* _WHAT YOU WILL DO_:
Copy the lines below as they are; omit the images they contain.
··· STORED DATA
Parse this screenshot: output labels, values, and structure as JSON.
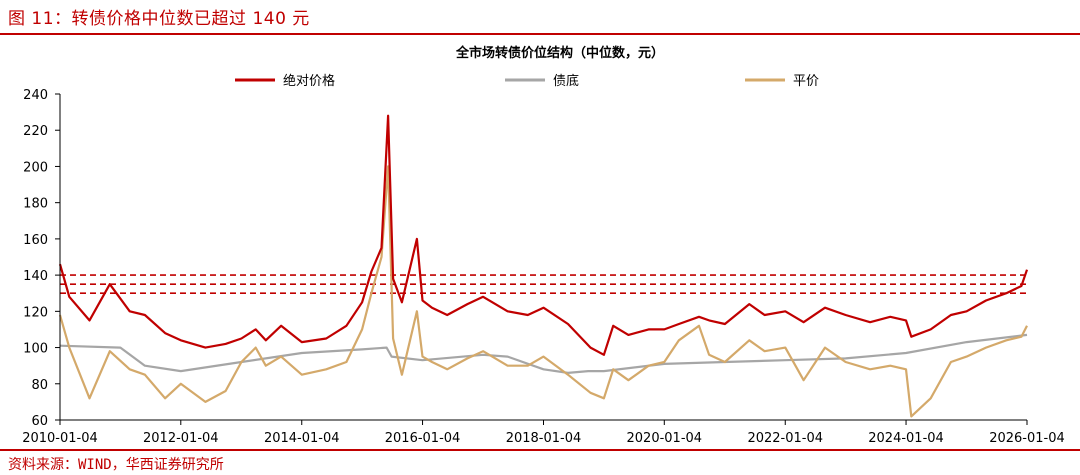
{
  "figure": {
    "title": "图 11：转债价格中位数已超过 140 元",
    "source": "资料来源：WIND，华西证券研究所"
  },
  "chart_data": {
    "type": "line",
    "title": "全市场转债价位结构（中位数，元）",
    "xlabel": "",
    "ylabel": "",
    "ylim": [
      60,
      240
    ],
    "yticks": [
      60,
      80,
      100,
      120,
      140,
      160,
      180,
      200,
      220,
      240
    ],
    "xticks": [
      "2010-01-04",
      "2012-01-04",
      "2014-01-04",
      "2016-01-04",
      "2018-01-04",
      "2020-01-04",
      "2022-01-04",
      "2024-01-04",
      "2026-01-04"
    ],
    "legend_position": "top",
    "grid": false,
    "series": [
      {
        "name": "绝对价格",
        "color": "#c00000",
        "x": [
          "2010-01-04",
          "2010-03-01",
          "2010-07-01",
          "2010-11-01",
          "2011-03-01",
          "2011-06-01",
          "2011-10-01",
          "2012-01-04",
          "2012-06-01",
          "2012-10-01",
          "2013-01-04",
          "2013-04-01",
          "2013-06-01",
          "2013-09-01",
          "2014-01-04",
          "2014-06-01",
          "2014-10-01",
          "2015-01-04",
          "2015-03-01",
          "2015-05-01",
          "2015-06-10",
          "2015-07-10",
          "2015-09-01",
          "2015-12-01",
          "2016-01-04",
          "2016-03-01",
          "2016-06-01",
          "2016-10-01",
          "2017-01-04",
          "2017-06-01",
          "2017-10-01",
          "2018-01-04",
          "2018-06-01",
          "2018-10-15",
          "2019-01-04",
          "2019-03-01",
          "2019-06-01",
          "2019-10-01",
          "2020-01-04",
          "2020-04-01",
          "2020-08-01",
          "2020-10-01",
          "2021-01-04",
          "2021-06-01",
          "2021-09-01",
          "2022-01-04",
          "2022-04-25",
          "2022-09-01",
          "2023-01-04",
          "2023-06-01",
          "2023-10-01",
          "2024-01-04",
          "2024-02-05",
          "2024-06-01",
          "2024-10-01",
          "2025-01-04",
          "2025-05-01",
          "2025-09-01",
          "2025-12-01",
          "2026-01-04"
        ],
        "y": [
          146,
          128,
          115,
          135,
          120,
          118,
          108,
          104,
          100,
          102,
          105,
          110,
          104,
          112,
          103,
          105,
          112,
          125,
          142,
          155,
          228,
          138,
          125,
          160,
          126,
          122,
          118,
          124,
          128,
          120,
          118,
          122,
          113,
          100,
          96,
          112,
          107,
          110,
          110,
          113,
          117,
          115,
          113,
          124,
          118,
          120,
          114,
          122,
          118,
          114,
          117,
          115,
          106,
          110,
          118,
          120,
          126,
          130,
          134,
          143
        ]
      },
      {
        "name": "债底",
        "color": "#a6a6a6",
        "x": [
          "2010-01-04",
          "2011-01-04",
          "2011-06-01",
          "2012-01-04",
          "2013-01-04",
          "2014-01-04",
          "2015-01-04",
          "2015-06-01",
          "2015-07-01",
          "2016-01-04",
          "2017-01-04",
          "2017-06-01",
          "2018-01-04",
          "2018-06-01",
          "2018-10-01",
          "2019-01-04",
          "2020-01-04",
          "2021-01-04",
          "2022-01-04",
          "2023-01-04",
          "2024-01-04",
          "2025-01-04",
          "2026-01-04"
        ],
        "y": [
          101,
          100,
          90,
          87,
          92,
          97,
          99,
          100,
          95,
          93,
          96,
          95,
          88,
          86,
          87,
          87,
          91,
          92,
          93,
          94,
          97,
          103,
          107
        ]
      },
      {
        "name": "平价",
        "color": "#d4a96a",
        "x": [
          "2010-01-04",
          "2010-03-01",
          "2010-07-01",
          "2010-11-01",
          "2011-03-01",
          "2011-06-01",
          "2011-10-01",
          "2012-01-04",
          "2012-06-01",
          "2012-10-01",
          "2013-01-04",
          "2013-04-01",
          "2013-06-01",
          "2013-09-01",
          "2014-01-04",
          "2014-06-01",
          "2014-10-01",
          "2015-01-04",
          "2015-03-01",
          "2015-05-01",
          "2015-06-10",
          "2015-07-10",
          "2015-09-01",
          "2015-12-01",
          "2016-01-04",
          "2016-03-01",
          "2016-06-01",
          "2016-10-01",
          "2017-01-04",
          "2017-06-01",
          "2017-10-01",
          "2018-01-04",
          "2018-06-01",
          "2018-10-15",
          "2019-01-04",
          "2019-03-01",
          "2019-06-01",
          "2019-10-01",
          "2020-01-04",
          "2020-04-01",
          "2020-08-01",
          "2020-10-01",
          "2021-01-04",
          "2021-06-01",
          "2021-09-01",
          "2022-01-04",
          "2022-04-25",
          "2022-09-01",
          "2023-01-04",
          "2023-06-01",
          "2023-10-01",
          "2024-01-04",
          "2024-02-05",
          "2024-06-01",
          "2024-10-01",
          "2025-01-04",
          "2025-05-01",
          "2025-09-01",
          "2025-12-01",
          "2026-01-04"
        ],
        "y": [
          118,
          100,
          72,
          98,
          88,
          85,
          72,
          80,
          70,
          76,
          92,
          100,
          90,
          95,
          85,
          88,
          92,
          110,
          130,
          150,
          200,
          105,
          85,
          120,
          95,
          92,
          88,
          94,
          98,
          90,
          90,
          95,
          85,
          75,
          72,
          88,
          82,
          90,
          92,
          104,
          112,
          96,
          92,
          104,
          98,
          100,
          82,
          100,
          92,
          88,
          90,
          88,
          62,
          72,
          92,
          95,
          100,
          104,
          106,
          112
        ]
      }
    ],
    "reference_lines": [
      {
        "y": 140,
        "color": "#c00000",
        "style": "dashed"
      },
      {
        "y": 135,
        "color": "#c00000",
        "style": "dashed"
      },
      {
        "y": 130,
        "color": "#c00000",
        "style": "dashed"
      }
    ]
  }
}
······
* _TASK SOLUTION_:
Parse this screenshot: output labels, values, and structure as JSON.
{
  "figure": {
    "title": "图 11：转债价格中位数已超过 140 元",
    "source": "资料来源：WIND，华西证券研究所"
  },
  "chart_data": {
    "type": "line",
    "title": "全市场转债价位结构（中位数，元）",
    "xlabel": "",
    "ylabel": "",
    "ylim": [
      60,
      240
    ],
    "yticks": [
      60,
      80,
      100,
      120,
      140,
      160,
      180,
      200,
      220,
      240
    ],
    "xticks": [
      "2010-01-04",
      "2012-01-04",
      "2014-01-04",
      "2016-01-04",
      "2018-01-04",
      "2020-01-04",
      "2022-01-04",
      "2024-01-04",
      "2026-01-04"
    ],
    "legend_position": "top",
    "grid": false,
    "series": [
      {
        "name": "绝对价格",
        "color": "#c00000",
        "x": [
          "2010-01-04",
          "2010-03-01",
          "2010-07-01",
          "2010-11-01",
          "2011-03-01",
          "2011-06-01",
          "2011-10-01",
          "2012-01-04",
          "2012-06-01",
          "2012-10-01",
          "2013-01-04",
          "2013-04-01",
          "2013-06-01",
          "2013-09-01",
          "2014-01-04",
          "2014-06-01",
          "2014-10-01",
          "2015-01-04",
          "2015-03-01",
          "2015-05-01",
          "2015-06-10",
          "2015-07-10",
          "2015-09-01",
          "2015-12-01",
          "2016-01-04",
          "2016-03-01",
          "2016-06-01",
          "2016-10-01",
          "2017-01-04",
          "2017-06-01",
          "2017-10-01",
          "2018-01-04",
          "2018-06-01",
          "2018-10-15",
          "2019-01-04",
          "2019-03-01",
          "2019-06-01",
          "2019-10-01",
          "2020-01-04",
          "2020-04-01",
          "2020-08-01",
          "2020-10-01",
          "2021-01-04",
          "2021-06-01",
          "2021-09-01",
          "2022-01-04",
          "2022-04-25",
          "2022-09-01",
          "2023-01-04",
          "2023-06-01",
          "2023-10-01",
          "2024-01-04",
          "2024-02-05",
          "2024-06-01",
          "2024-10-01",
          "2025-01-04",
          "2025-05-01",
          "2025-09-01",
          "2025-12-01",
          "2026-01-04"
        ],
        "y": [
          146,
          128,
          115,
          135,
          120,
          118,
          108,
          104,
          100,
          102,
          105,
          110,
          104,
          112,
          103,
          105,
          112,
          125,
          142,
          155,
          228,
          138,
          125,
          160,
          126,
          122,
          118,
          124,
          128,
          120,
          118,
          122,
          113,
          100,
          96,
          112,
          107,
          110,
          110,
          113,
          117,
          115,
          113,
          124,
          118,
          120,
          114,
          122,
          118,
          114,
          117,
          115,
          106,
          110,
          118,
          120,
          126,
          130,
          134,
          143
        ]
      },
      {
        "name": "债底",
        "color": "#a6a6a6",
        "x": [
          "2010-01-04",
          "2011-01-04",
          "2011-06-01",
          "2012-01-04",
          "2013-01-04",
          "2014-01-04",
          "2015-01-04",
          "2015-06-01",
          "2015-07-01",
          "2016-01-04",
          "2017-01-04",
          "2017-06-01",
          "2018-01-04",
          "2018-06-01",
          "2018-10-01",
          "2019-01-04",
          "2020-01-04",
          "2021-01-04",
          "2022-01-04",
          "2023-01-04",
          "2024-01-04",
          "2025-01-04",
          "2026-01-04"
        ],
        "y": [
          101,
          100,
          90,
          87,
          92,
          97,
          99,
          100,
          95,
          93,
          96,
          95,
          88,
          86,
          87,
          87,
          91,
          92,
          93,
          94,
          97,
          103,
          107
        ]
      },
      {
        "name": "平价",
        "color": "#d4a96a",
        "x": [
          "2010-01-04",
          "2010-03-01",
          "2010-07-01",
          "2010-11-01",
          "2011-03-01",
          "2011-06-01",
          "2011-10-01",
          "2012-01-04",
          "2012-06-01",
          "2012-10-01",
          "2013-01-04",
          "2013-04-01",
          "2013-06-01",
          "2013-09-01",
          "2014-01-04",
          "2014-06-01",
          "2014-10-01",
          "2015-01-04",
          "2015-03-01",
          "2015-05-01",
          "2015-06-10",
          "2015-07-10",
          "2015-09-01",
          "2015-12-01",
          "2016-01-04",
          "2016-03-01",
          "2016-06-01",
          "2016-10-01",
          "2017-01-04",
          "2017-06-01",
          "2017-10-01",
          "2018-01-04",
          "2018-06-01",
          "2018-10-15",
          "2019-01-04",
          "2019-03-01",
          "2019-06-01",
          "2019-10-01",
          "2020-01-04",
          "2020-04-01",
          "2020-08-01",
          "2020-10-01",
          "2021-01-04",
          "2021-06-01",
          "2021-09-01",
          "2022-01-04",
          "2022-04-25",
          "2022-09-01",
          "2023-01-04",
          "2023-06-01",
          "2023-10-01",
          "2024-01-04",
          "2024-02-05",
          "2024-06-01",
          "2024-10-01",
          "2025-01-04",
          "2025-05-01",
          "2025-09-01",
          "2025-12-01",
          "2026-01-04"
        ],
        "y": [
          118,
          100,
          72,
          98,
          88,
          85,
          72,
          80,
          70,
          76,
          92,
          100,
          90,
          95,
          85,
          88,
          92,
          110,
          130,
          150,
          200,
          105,
          85,
          120,
          95,
          92,
          88,
          94,
          98,
          90,
          90,
          95,
          85,
          75,
          72,
          88,
          82,
          90,
          92,
          104,
          112,
          96,
          92,
          104,
          98,
          100,
          82,
          100,
          92,
          88,
          90,
          88,
          62,
          72,
          92,
          95,
          100,
          104,
          106,
          112
        ]
      }
    ],
    "reference_lines": [
      {
        "y": 140,
        "color": "#c00000",
        "style": "dashed"
      },
      {
        "y": 135,
        "color": "#c00000",
        "style": "dashed"
      },
      {
        "y": 130,
        "color": "#c00000",
        "style": "dashed"
      }
    ]
  }
}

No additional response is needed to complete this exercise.